* Task to complete
In the furnace repair note, condense the paragraph beginning "Didn't take a new igniter" into a short bulleted list that keeps its main facts.

Start of Page extract

Didn't take a new igniter with me to job, so left it in to see what would happen after installing new board. Started it up with new board installed and gas valve opened consistently. I'm saying "consistently" because after it started up successfully, it starts short cycling while in the process of raising the room temp to set point. This furnace was not run since Saturday afternoon. I have seen standing pilot furnaces (trailers) do the short cycling thing because they were being started up after long periods of not being run in cold weather. Don't remember the exact reason without checking some notes, but I believe that had something to do with the furnace being so cold. They would run a little longer with each progressive cycle toward room temp, until it finally ran/cycled with normal frequency.

End of Page extract
Start of Stored data

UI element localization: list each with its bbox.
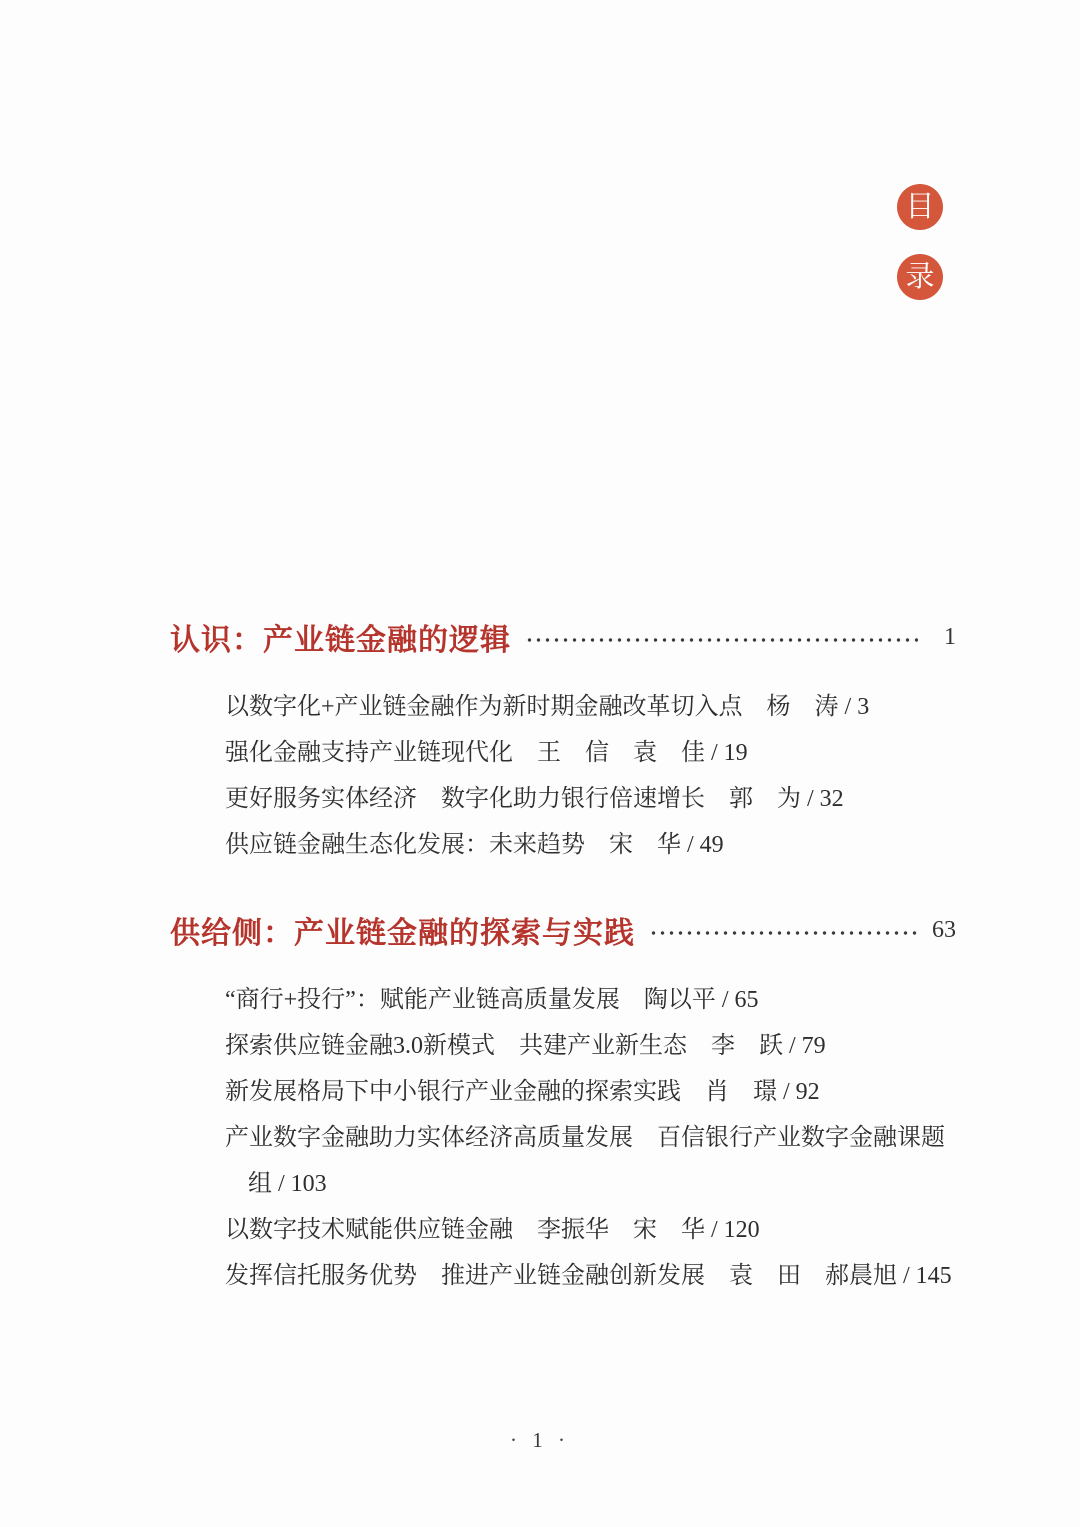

End of Stored data

* Task output
- No new igniter was brought to the job, so the old one stayed in to see what would happen with the new board.
- With the new board installed, the furnace started and the gas valve opened consistently.
- After a successful start, it began short cycling while raising the room temperature to the set point.
- The furnace had not run since Saturday afternoon.
- Standing pilot furnaces in trailers have shown the same short cycling when started after long idle periods in cold weather, probably because the furnace was so cold.
- Those furnaces ran a little longer each cycle until they cycled at normal frequency.